[Exercise description]
Retype the whole listing below, character for character.

[Structured figure records]
"""

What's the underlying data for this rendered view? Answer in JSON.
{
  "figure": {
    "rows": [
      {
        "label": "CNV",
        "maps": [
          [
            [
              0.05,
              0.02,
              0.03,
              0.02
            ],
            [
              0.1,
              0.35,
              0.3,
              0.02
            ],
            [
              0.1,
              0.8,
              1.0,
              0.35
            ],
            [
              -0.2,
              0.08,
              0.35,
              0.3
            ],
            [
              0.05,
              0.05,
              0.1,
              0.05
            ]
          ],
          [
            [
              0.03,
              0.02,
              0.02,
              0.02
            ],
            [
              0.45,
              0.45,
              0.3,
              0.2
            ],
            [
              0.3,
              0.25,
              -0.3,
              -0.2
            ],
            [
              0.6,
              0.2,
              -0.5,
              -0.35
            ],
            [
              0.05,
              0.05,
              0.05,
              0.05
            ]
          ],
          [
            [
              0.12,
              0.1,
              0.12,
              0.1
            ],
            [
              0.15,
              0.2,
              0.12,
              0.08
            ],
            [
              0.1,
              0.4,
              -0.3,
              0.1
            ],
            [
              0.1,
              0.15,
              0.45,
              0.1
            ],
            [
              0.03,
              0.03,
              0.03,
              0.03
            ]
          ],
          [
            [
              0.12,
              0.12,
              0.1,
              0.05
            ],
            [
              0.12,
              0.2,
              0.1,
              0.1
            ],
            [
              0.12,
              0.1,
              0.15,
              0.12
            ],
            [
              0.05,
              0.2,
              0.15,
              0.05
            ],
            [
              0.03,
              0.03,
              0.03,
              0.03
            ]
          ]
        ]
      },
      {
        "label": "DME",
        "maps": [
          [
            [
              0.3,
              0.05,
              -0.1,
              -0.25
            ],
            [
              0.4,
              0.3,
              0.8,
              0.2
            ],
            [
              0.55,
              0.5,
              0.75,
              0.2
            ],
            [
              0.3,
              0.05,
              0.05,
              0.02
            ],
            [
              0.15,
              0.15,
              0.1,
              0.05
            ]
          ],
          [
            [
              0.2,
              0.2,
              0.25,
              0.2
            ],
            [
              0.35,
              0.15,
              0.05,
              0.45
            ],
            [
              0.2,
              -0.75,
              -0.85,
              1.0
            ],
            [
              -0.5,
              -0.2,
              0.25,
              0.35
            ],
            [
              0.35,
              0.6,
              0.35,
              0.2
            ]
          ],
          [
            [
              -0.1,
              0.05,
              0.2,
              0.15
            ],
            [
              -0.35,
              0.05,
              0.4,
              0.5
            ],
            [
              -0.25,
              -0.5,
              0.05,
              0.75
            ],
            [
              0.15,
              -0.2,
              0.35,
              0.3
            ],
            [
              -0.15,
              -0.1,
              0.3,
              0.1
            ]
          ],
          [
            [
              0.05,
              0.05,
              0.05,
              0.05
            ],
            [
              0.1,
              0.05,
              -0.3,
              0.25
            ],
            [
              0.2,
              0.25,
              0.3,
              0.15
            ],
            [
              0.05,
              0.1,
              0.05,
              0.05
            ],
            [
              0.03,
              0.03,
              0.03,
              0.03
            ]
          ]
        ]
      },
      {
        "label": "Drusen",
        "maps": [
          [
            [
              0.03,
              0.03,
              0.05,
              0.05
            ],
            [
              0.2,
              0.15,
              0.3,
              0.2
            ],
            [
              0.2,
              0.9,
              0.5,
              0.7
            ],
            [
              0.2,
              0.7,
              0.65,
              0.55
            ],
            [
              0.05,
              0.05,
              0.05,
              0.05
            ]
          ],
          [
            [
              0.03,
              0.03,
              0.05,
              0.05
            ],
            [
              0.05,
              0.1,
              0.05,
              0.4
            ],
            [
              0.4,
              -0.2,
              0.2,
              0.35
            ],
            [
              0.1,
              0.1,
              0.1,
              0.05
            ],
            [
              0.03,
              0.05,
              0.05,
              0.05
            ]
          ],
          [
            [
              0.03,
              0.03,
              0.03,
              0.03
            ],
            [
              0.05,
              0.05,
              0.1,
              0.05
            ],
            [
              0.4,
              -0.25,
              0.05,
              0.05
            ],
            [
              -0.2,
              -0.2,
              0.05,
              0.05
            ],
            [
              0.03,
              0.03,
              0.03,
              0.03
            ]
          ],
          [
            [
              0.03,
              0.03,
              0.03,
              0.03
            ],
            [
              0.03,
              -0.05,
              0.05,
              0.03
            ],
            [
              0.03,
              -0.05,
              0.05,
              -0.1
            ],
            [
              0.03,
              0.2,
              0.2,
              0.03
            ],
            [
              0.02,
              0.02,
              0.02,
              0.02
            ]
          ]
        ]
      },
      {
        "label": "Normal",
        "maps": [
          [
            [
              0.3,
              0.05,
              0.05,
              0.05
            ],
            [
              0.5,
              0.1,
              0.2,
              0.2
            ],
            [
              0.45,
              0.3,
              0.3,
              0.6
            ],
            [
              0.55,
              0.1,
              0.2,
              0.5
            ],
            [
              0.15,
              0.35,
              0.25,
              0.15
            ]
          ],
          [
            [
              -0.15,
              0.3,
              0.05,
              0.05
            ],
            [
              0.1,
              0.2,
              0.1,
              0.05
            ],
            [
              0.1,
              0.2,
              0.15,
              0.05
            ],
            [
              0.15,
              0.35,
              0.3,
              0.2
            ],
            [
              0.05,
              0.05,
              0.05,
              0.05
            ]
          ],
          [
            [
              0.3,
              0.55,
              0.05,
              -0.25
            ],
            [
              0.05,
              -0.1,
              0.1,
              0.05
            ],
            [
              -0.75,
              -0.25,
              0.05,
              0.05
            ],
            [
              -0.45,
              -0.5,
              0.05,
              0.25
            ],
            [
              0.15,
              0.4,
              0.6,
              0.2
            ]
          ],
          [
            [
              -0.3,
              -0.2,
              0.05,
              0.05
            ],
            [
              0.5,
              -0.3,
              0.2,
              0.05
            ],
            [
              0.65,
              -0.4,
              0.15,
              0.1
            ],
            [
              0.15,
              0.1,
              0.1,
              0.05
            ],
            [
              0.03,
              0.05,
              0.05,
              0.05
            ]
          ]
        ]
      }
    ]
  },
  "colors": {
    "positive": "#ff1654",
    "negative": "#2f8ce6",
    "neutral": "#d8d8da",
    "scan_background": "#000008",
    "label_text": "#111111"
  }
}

"""

[Exercise result]
What's the underlying data for this rendered view? Answer in JSON.
{
  "figure": {
    "rows": [
      {
        "label": "CNV",
        "maps": [
          [
            [
              0.05,
              0.02,
              0.03,
              0.02
            ],
            [
              0.1,
              0.35,
              0.3,
              0.02
            ],
            [
              0.1,
              0.8,
              1.0,
              0.35
            ],
            [
              -0.2,
              0.08,
              0.35,
              0.3
            ],
            [
              0.05,
              0.05,
              0.1,
              0.05
            ]
          ],
          [
            [
              0.03,
              0.02,
              0.02,
              0.02
            ],
            [
              0.45,
              0.45,
              0.3,
              0.2
            ],
            [
              0.3,
              0.25,
              -0.3,
              -0.2
            ],
            [
              0.6,
              0.2,
              -0.5,
              -0.35
            ],
            [
              0.05,
              0.05,
              0.05,
              0.05
            ]
          ],
          [
            [
              0.12,
              0.1,
              0.12,
              0.1
            ],
            [
              0.15,
              0.2,
              0.12,
              0.08
            ],
            [
              0.1,
              0.4,
              -0.3,
              0.1
            ],
            [
              0.1,
              0.15,
              0.45,
              0.1
            ],
            [
              0.03,
              0.03,
              0.03,
              0.03
            ]
          ],
          [
            [
              0.12,
              0.12,
              0.1,
              0.05
            ],
            [
              0.12,
              0.2,
              0.1,
              0.1
            ],
            [
              0.12,
              0.1,
              0.15,
              0.12
            ],
            [
              0.05,
              0.2,
              0.15,
              0.05
            ],
            [
              0.03,
              0.03,
              0.03,
              0.03
            ]
          ]
        ]
      },
      {
        "label": "DME",
        "maps": [
          [
            [
              0.3,
              0.05,
              -0.1,
              -0.25
            ],
            [
              0.4,
              0.3,
              0.8,
              0.2
            ],
            [
              0.55,
              0.5,
              0.75,
              0.2
            ],
            [
              0.3,
              0.05,
              0.05,
              0.02
            ],
            [
              0.15,
              0.15,
              0.1,
              0.05
            ]
          ],
          [
            [
              0.2,
              0.2,
              0.25,
              0.2
            ],
            [
              0.35,
              0.15,
              0.05,
              0.45
            ],
            [
              0.2,
              -0.75,
              -0.85,
              1.0
            ],
            [
              -0.5,
              -0.2,
              0.25,
              0.35
            ],
            [
              0.35,
              0.6,
              0.35,
              0.2
            ]
          ],
          [
            [
              -0.1,
              0.05,
              0.2,
              0.15
            ],
            [
              -0.35,
              0.05,
              0.4,
              0.5
            ],
            [
              -0.25,
              -0.5,
              0.05,
              0.75
            ],
            [
              0.15,
              -0.2,
              0.35,
              0.3
            ],
            [
              -0.15,
              -0.1,
              0.3,
              0.1
            ]
          ],
          [
            [
              0.05,
              0.05,
              0.05,
              0.05
            ],
            [
              0.1,
              0.05,
              -0.3,
              0.25
            ],
            [
              0.2,
              0.25,
              0.3,
              0.15
            ],
            [
              0.05,
              0.1,
              0.05,
              0.05
            ],
            [
              0.03,
              0.03,
              0.03,
              0.03
            ]
          ]
        ]
      },
      {
        "label": "Drusen",
        "maps": [
          [
            [
              0.03,
              0.03,
              0.05,
              0.05
            ],
            [
              0.2,
              0.15,
              0.3,
              0.2
            ],
            [
              0.2,
              0.9,
              0.5,
              0.7
            ],
            [
              0.2,
              0.7,
              0.65,
              0.55
            ],
            [
              0.05,
              0.05,
              0.05,
              0.05
            ]
          ],
          [
            [
              0.03,
              0.03,
              0.05,
              0.05
            ],
            [
              0.05,
              0.1,
              0.05,
              0.4
            ],
            [
              0.4,
              -0.2,
              0.2,
              0.35
            ],
            [
              0.1,
              0.1,
              0.1,
              0.05
            ],
            [
              0.03,
              0.05,
              0.05,
              0.05
            ]
          ],
          [
            [
              0.03,
              0.03,
              0.03,
              0.03
            ],
            [
              0.05,
              0.05,
              0.1,
              0.05
            ],
            [
              0.4,
              -0.25,
              0.05,
              0.05
            ],
            [
              -0.2,
              -0.2,
              0.05,
              0.05
            ],
            [
              0.03,
              0.03,
              0.03,
              0.03
            ]
          ],
          [
            [
              0.03,
              0.03,
              0.03,
              0.03
            ],
            [
              0.03,
              -0.05,
              0.05,
              0.03
            ],
            [
              0.03,
              -0.05,
              0.05,
              -0.1
            ],
            [
              0.03,
              0.2,
              0.2,
              0.03
            ],
            [
              0.02,
              0.02,
              0.02,
              0.02
            ]
          ]
        ]
      },
      {
        "label": "Normal",
        "maps": [
          [
            [
              0.3,
              0.05,
              0.05,
              0.05
            ],
            [
              0.5,
              0.1,
              0.2,
              0.2
            ],
            [
              0.45,
              0.3,
              0.3,
              0.6
            ],
            [
              0.55,
              0.1,
              0.2,
              0.5
            ],
            [
              0.15,
              0.35,
              0.25,
              0.15
            ]
          ],
          [
            [
              -0.15,
              0.3,
              0.05,
              0.05
            ],
            [
              0.1,
              0.2,
              0.1,
              0.05
            ],
            [
              0.1,
              0.2,
              0.15,
              0.05
            ],
            [
              0.15,
              0.35,
              0.3,
              0.2
            ],
            [
              0.05,
              0.05,
              0.05,
              0.05
            ]
          ],
          [
            [
              0.3,
              0.55,
              0.05,
              -0.25
            ],
            [
              0.05,
              -0.1,
              0.1,
              0.05
            ],
            [
              -0.75,
              -0.25,
              0.05,
              0.05
            ],
            [
              -0.45,
              -0.5,
              0.05,
              0.25
            ],
            [
              0.15,
              0.4,
              0.6,
              0.2
            ]
          ],
          [
            [
              -0.3,
              -0.2,
              0.05,
              0.05
            ],
            [
              0.5,
              -0.3,
              0.2,
              0.05
            ],
            [
              0.65,
              -0.4,
              0.15,
              0.1
            ],
            [
              0.15,
              0.1,
              0.1,
              0.05
            ],
            [
              0.03,
              0.05,
              0.05,
              0.05
            ]
          ]
        ]
      }
    ]
  },
  "colors": {
    "positive": "#ff1654",
    "negative": "#2f8ce6",
    "neutral": "#d8d8da",
    "scan_background": "#000008",
    "label_text": "#111111"
  }
}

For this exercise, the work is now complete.